### TASK GOAL
Without the pictures, repeat the listing character for character.

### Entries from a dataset
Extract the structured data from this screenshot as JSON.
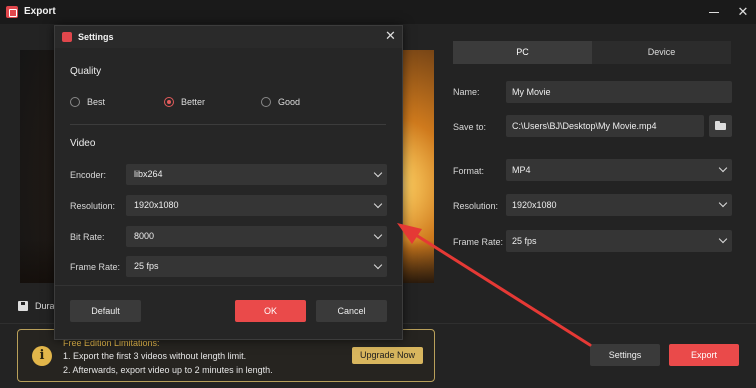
{
  "window": {
    "title": "Export"
  },
  "preview": {
    "duration_label": "Dura"
  },
  "tabs": [
    {
      "label": "PC",
      "active": true
    },
    {
      "label": "Device",
      "active": false
    }
  ],
  "output": {
    "name_label": "Name:",
    "name_value": "My Movie",
    "save_label": "Save to:",
    "save_value": "C:\\Users\\BJ\\Desktop\\My Movie.mp4",
    "format_label": "Format:",
    "format_value": "MP4",
    "resolution_label": "Resolution:",
    "resolution_value": "1920x1080",
    "framerate_label": "Frame Rate:",
    "framerate_value": "25 fps"
  },
  "limitations": {
    "title": "Free Edition Limitations:",
    "line1": "1. Export the first 3 videos without length limit.",
    "line2": "2. Afterwards, export video up to 2 minutes in length.",
    "upgrade_label": "Upgrade Now"
  },
  "footer": {
    "settings_label": "Settings",
    "export_label": "Export"
  },
  "dialog": {
    "title": "Settings",
    "quality_title": "Quality",
    "quality_options": [
      {
        "label": "Best",
        "checked": false
      },
      {
        "label": "Better",
        "checked": true
      },
      {
        "label": "Good",
        "checked": false
      }
    ],
    "video_title": "Video",
    "encoder_label": "Encoder:",
    "encoder_value": "libx264",
    "resolution_label": "Resolution:",
    "resolution_value": "1920x1080",
    "bitrate_label": "Bit Rate:",
    "bitrate_value": "8000",
    "framerate_label": "Frame Rate:",
    "framerate_value": "25 fps",
    "default_label": "Default",
    "ok_label": "OK",
    "cancel_label": "Cancel"
  },
  "colors": {
    "accent": "#ea4a4a",
    "warning": "#e2b64a",
    "annotation": "#e53935"
  }
}
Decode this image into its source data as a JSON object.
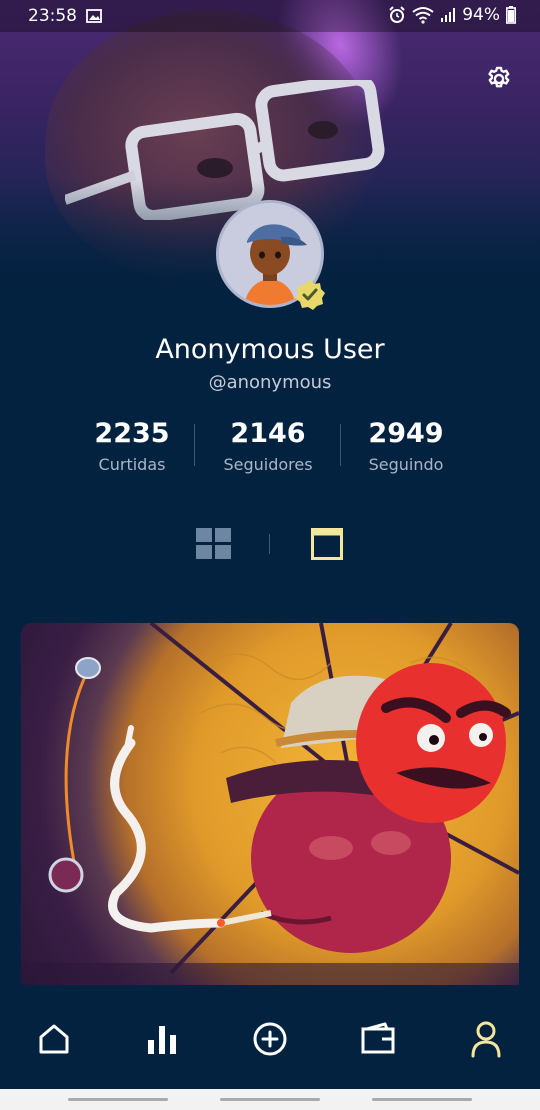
{
  "status_bar": {
    "time": "23:58",
    "battery": "94%"
  },
  "profile": {
    "name": "Anonymous User",
    "handle": "@anonymous",
    "verified": true
  },
  "stats": [
    {
      "value": "2235",
      "label": "Curtidas"
    },
    {
      "value": "2146",
      "label": "Seguidores"
    },
    {
      "value": "2949",
      "label": "Seguindo"
    }
  ],
  "view_modes": {
    "active": "feed",
    "accent_color": "#f3e79b",
    "inactive_color": "#6d86a2"
  },
  "nav": {
    "items": [
      {
        "icon": "home-icon"
      },
      {
        "icon": "stats-icon"
      },
      {
        "icon": "add-icon"
      },
      {
        "icon": "wallet-icon"
      },
      {
        "icon": "profile-icon"
      }
    ],
    "active_color": "#f3e79b",
    "inactive_color": "#ffffff"
  },
  "colors": {
    "background": "#03223f",
    "text_secondary": "#a9b6c6"
  }
}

### FULL SOLUTION
Extract the structured data from this screenshot as JSON.
{
  "window": {
    "title": "Export"
  },
  "preview": {
    "duration_label": "Dura"
  },
  "tabs": [
    {
      "label": "PC",
      "active": true
    },
    {
      "label": "Device",
      "active": false
    }
  ],
  "output": {
    "name_label": "Name:",
    "name_value": "My Movie",
    "save_label": "Save to:",
    "save_value": "C:\\Users\\BJ\\Desktop\\My Movie.mp4",
    "format_label": "Format:",
    "format_value": "MP4",
    "resolution_label": "Resolution:",
    "resolution_value": "1920x1080",
    "framerate_label": "Frame Rate:",
    "framerate_value": "25 fps"
  },
  "limitations": {
    "title": "Free Edition Limitations:",
    "line1": "1. Export the first 3 videos without length limit.",
    "line2": "2. Afterwards, export video up to 2 minutes in length.",
    "upgrade_label": "Upgrade Now"
  },
  "footer": {
    "settings_label": "Settings",
    "export_label": "Export"
  },
  "dialog": {
    "title": "Settings",
    "quality_title": "Quality",
    "quality_options": [
      {
        "label": "Best",
        "checked": false
      },
      {
        "label": "Better",
        "checked": true
      },
      {
        "label": "Good",
        "checked": false
      }
    ],
    "video_title": "Video",
    "encoder_label": "Encoder:",
    "encoder_value": "libx264",
    "resolution_label": "Resolution:",
    "resolution_value": "1920x1080",
    "bitrate_label": "Bit Rate:",
    "bitrate_value": "8000",
    "framerate_label": "Frame Rate:",
    "framerate_value": "25 fps",
    "default_label": "Default",
    "ok_label": "OK",
    "cancel_label": "Cancel"
  },
  "colors": {
    "accent": "#ea4a4a",
    "warning": "#e2b64a",
    "annotation": "#e53935"
  }
}
Decode this image into its source data as a JSON object.
{
  "status_bar": {
    "time": "23:58",
    "battery": "94%"
  },
  "profile": {
    "name": "Anonymous User",
    "handle": "@anonymous",
    "verified": true
  },
  "stats": [
    {
      "value": "2235",
      "label": "Curtidas"
    },
    {
      "value": "2146",
      "label": "Seguidores"
    },
    {
      "value": "2949",
      "label": "Seguindo"
    }
  ],
  "view_modes": {
    "active": "feed",
    "accent_color": "#f3e79b",
    "inactive_color": "#6d86a2"
  },
  "nav": {
    "items": [
      {
        "icon": "home-icon"
      },
      {
        "icon": "stats-icon"
      },
      {
        "icon": "add-icon"
      },
      {
        "icon": "wallet-icon"
      },
      {
        "icon": "profile-icon"
      }
    ],
    "active_color": "#f3e79b",
    "inactive_color": "#ffffff"
  },
  "colors": {
    "background": "#03223f",
    "text_secondary": "#a9b6c6"
  }
}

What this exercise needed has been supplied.